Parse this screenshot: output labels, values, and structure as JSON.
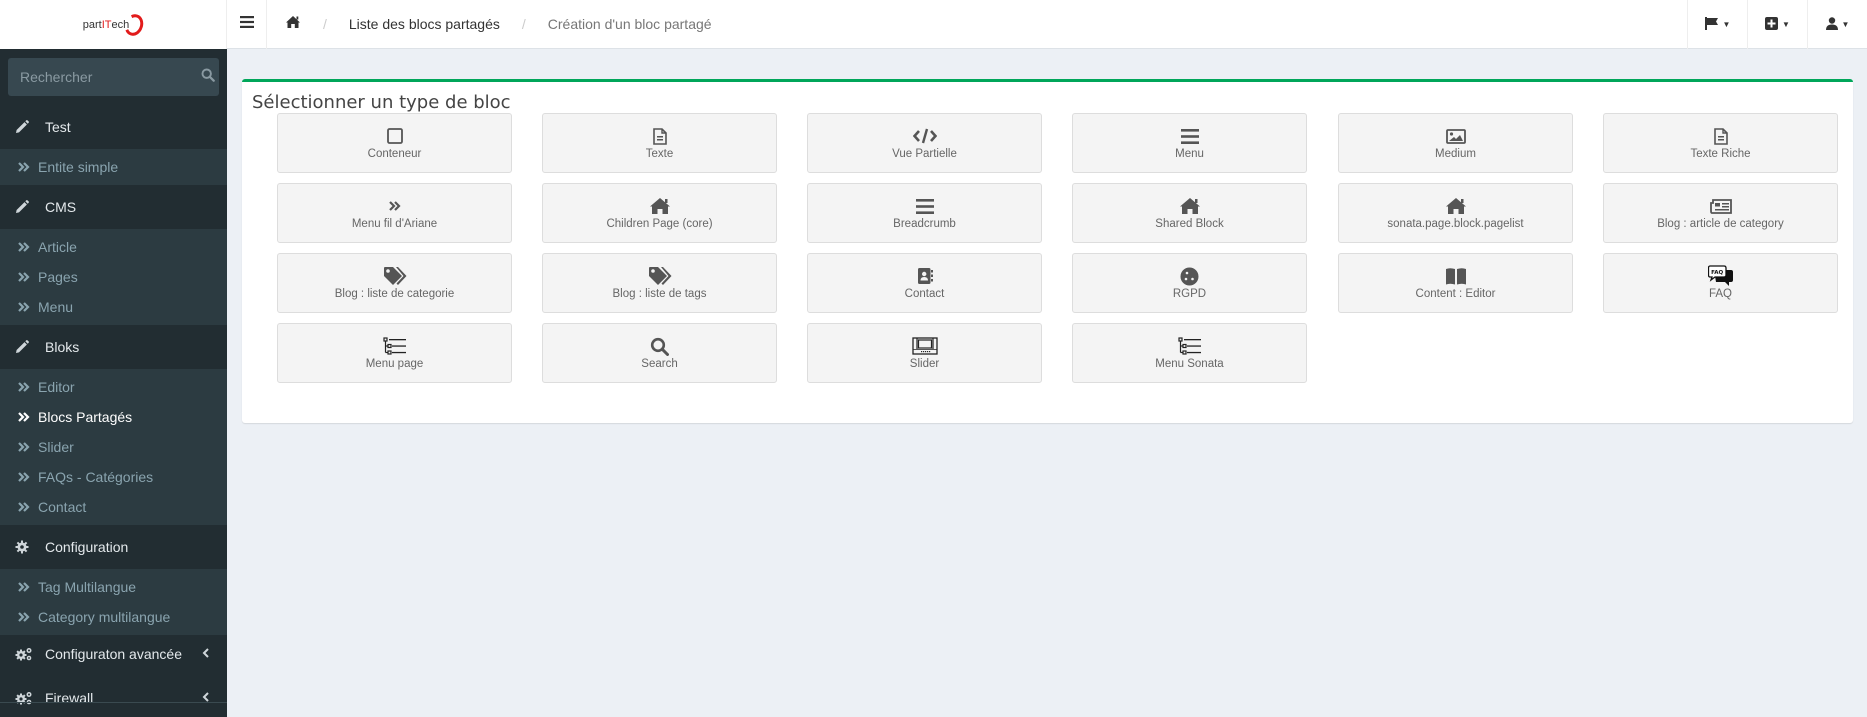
{
  "logo": {
    "prefix": "part",
    "highlight": "IT",
    "suffix": "ech"
  },
  "search": {
    "placeholder": "Rechercher"
  },
  "sidebar": {
    "groups": [
      {
        "label": "Test",
        "icon": "pencil-icon",
        "items": [
          {
            "label": "Entite simple"
          }
        ]
      },
      {
        "label": "CMS",
        "icon": "pencil-icon",
        "items": [
          {
            "label": "Article"
          },
          {
            "label": "Pages"
          },
          {
            "label": "Menu"
          }
        ]
      },
      {
        "label": "Bloks",
        "icon": "pencil-icon",
        "items": [
          {
            "label": "Editor"
          },
          {
            "label": "Blocs Partagés",
            "active": true
          },
          {
            "label": "Slider"
          },
          {
            "label": "FAQs - Catégories"
          },
          {
            "label": "Contact"
          }
        ]
      },
      {
        "label": "Configuration",
        "icon": "gear-icon",
        "items": [
          {
            "label": "Tag Multilangue"
          },
          {
            "label": "Category multilangue"
          }
        ]
      },
      {
        "label": "Configuraton avancée",
        "icon": "gears-icon",
        "collapsed": true
      },
      {
        "label": "Firewall",
        "icon": "gears-icon",
        "collapsed": true
      }
    ]
  },
  "breadcrumb": {
    "home_icon": "home-icon",
    "link": "Liste des blocs partagés",
    "current": "Création d'un bloc partagé"
  },
  "topbar": {
    "buttons": [
      {
        "icon": "flag-icon"
      },
      {
        "icon": "plus-square-icon"
      },
      {
        "icon": "user-icon"
      }
    ]
  },
  "main": {
    "title": "Sélectionner un type de bloc",
    "accent_color": "#00a65a",
    "tiles": [
      {
        "label": "Conteneur",
        "icon": "square-icon"
      },
      {
        "label": "Texte",
        "icon": "file-text-icon"
      },
      {
        "label": "Vue Partielle",
        "icon": "code-icon"
      },
      {
        "label": "Menu",
        "icon": "bars-icon"
      },
      {
        "label": "Medium",
        "icon": "image-icon"
      },
      {
        "label": "Texte Riche",
        "icon": "file-text-icon"
      },
      {
        "label": "Menu fil d'Ariane",
        "icon": "angle-double-right-icon"
      },
      {
        "label": "Children Page (core)",
        "icon": "home-icon"
      },
      {
        "label": "Breadcrumb",
        "icon": "bars-icon"
      },
      {
        "label": "Shared Block",
        "icon": "home-icon"
      },
      {
        "label": "sonata.page.block.pagelist",
        "icon": "home-icon"
      },
      {
        "label": "Blog : article de category",
        "icon": "newspaper-icon"
      },
      {
        "label": "Blog : liste de categorie",
        "icon": "tags-icon"
      },
      {
        "label": "Blog : liste de tags",
        "icon": "tags-icon"
      },
      {
        "label": "Contact",
        "icon": "address-book-icon"
      },
      {
        "label": "RGPD",
        "icon": "cookie-icon"
      },
      {
        "label": "Content : Editor",
        "icon": "book-open-icon"
      },
      {
        "label": "FAQ",
        "icon": "faq-icon"
      },
      {
        "label": "Menu page",
        "icon": "tree-list-icon"
      },
      {
        "label": "Search",
        "icon": "search-icon"
      },
      {
        "label": "Slider",
        "icon": "slider-icon"
      },
      {
        "label": "Menu Sonata",
        "icon": "tree-list-icon"
      }
    ]
  }
}
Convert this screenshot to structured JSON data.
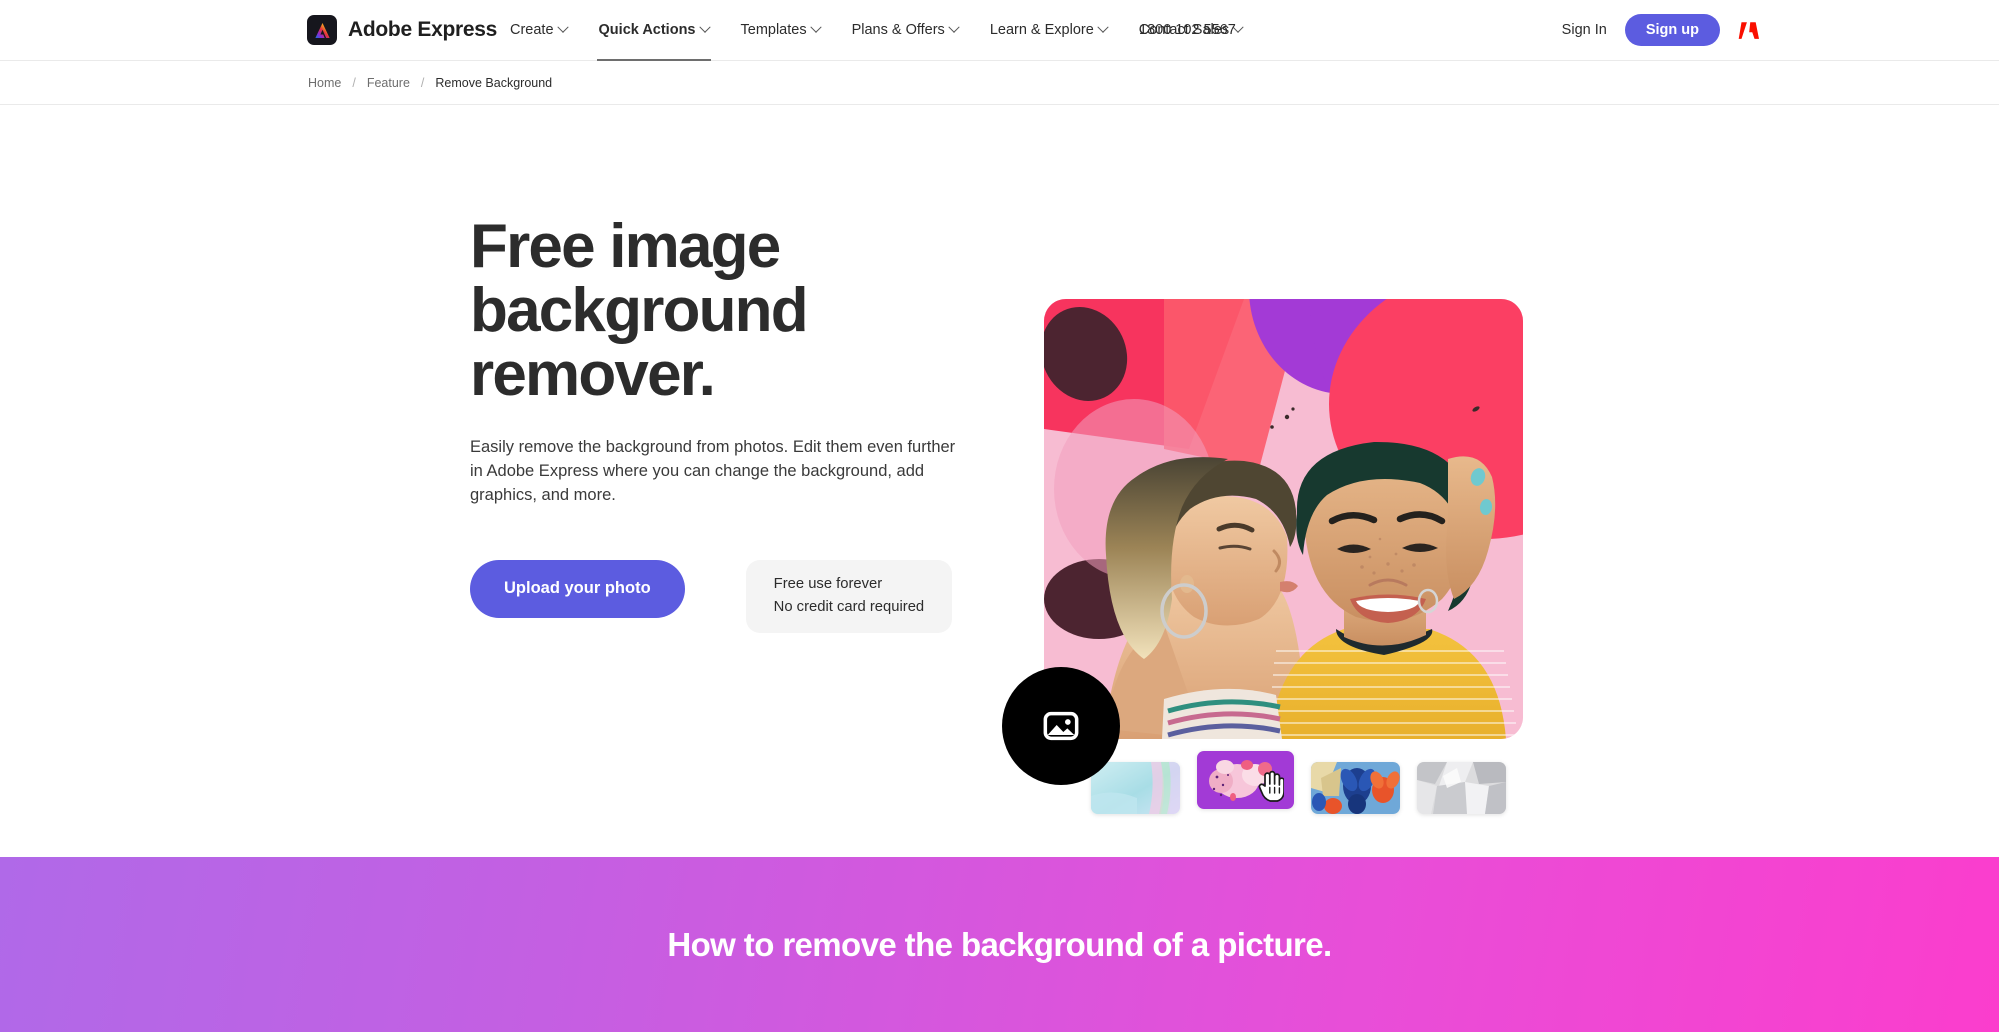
{
  "header": {
    "brand": {
      "name": "Adobe Express",
      "logo_icon": "adobe-express-logo-icon"
    },
    "nav": [
      {
        "label": "Create",
        "has_caret": true,
        "active": false
      },
      {
        "label": "Quick Actions",
        "has_caret": true,
        "active": true
      },
      {
        "label": "Templates",
        "has_caret": true,
        "active": false
      },
      {
        "label": "Plans & Offers",
        "has_caret": true,
        "active": false
      },
      {
        "label": "Learn & Explore",
        "has_caret": true,
        "active": false
      },
      {
        "label": "Contact Sales",
        "has_caret": true,
        "active": false
      }
    ],
    "phone": "1800 102 5567",
    "sign_in": "Sign In",
    "sign_up": "Sign up",
    "adobe_icon": "adobe-logo-icon",
    "accent_color": "#5c5ce0"
  },
  "breadcrumb": {
    "items": [
      "Home",
      "Feature",
      "Remove Background"
    ],
    "separator": "/"
  },
  "hero": {
    "title": "Free image background remover.",
    "title_lines": [
      "Free image",
      "background",
      "remover."
    ],
    "subtitle": "Easily remove the background from photos. Edit them even further in Adobe Express where you can change the background, add graphics, and more.",
    "upload_button": "Upload your photo",
    "free_card": {
      "line1": "Free use forever",
      "line2": "No credit card required"
    },
    "photo_alt": "Two women embracing in front of a pink and purple mural",
    "badge_icon": "image-icon",
    "thumbnails": [
      {
        "name": "iridescent-teal-thumbnail",
        "selected": false
      },
      {
        "name": "purple-blob-thumbnail",
        "selected": true
      },
      {
        "name": "blue-floral-thumbnail",
        "selected": false
      },
      {
        "name": "silver-crystal-thumbnail",
        "selected": false
      }
    ],
    "cursor_icon": "hand-pointer-cursor"
  },
  "promo": {
    "title": "How to remove the background of a picture.",
    "gradient_from": "#b069e8",
    "gradient_to": "#fb3dcd"
  }
}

WHAT THE TASK REQUIRES =>
Only lines holding the string "Blog" are wanted; gather each one from the entries above.

SOLUTION =>
        "label": "Blog : article de category",
        "label": "Blog : liste de categorie",
        "label": "Blog : liste de tags",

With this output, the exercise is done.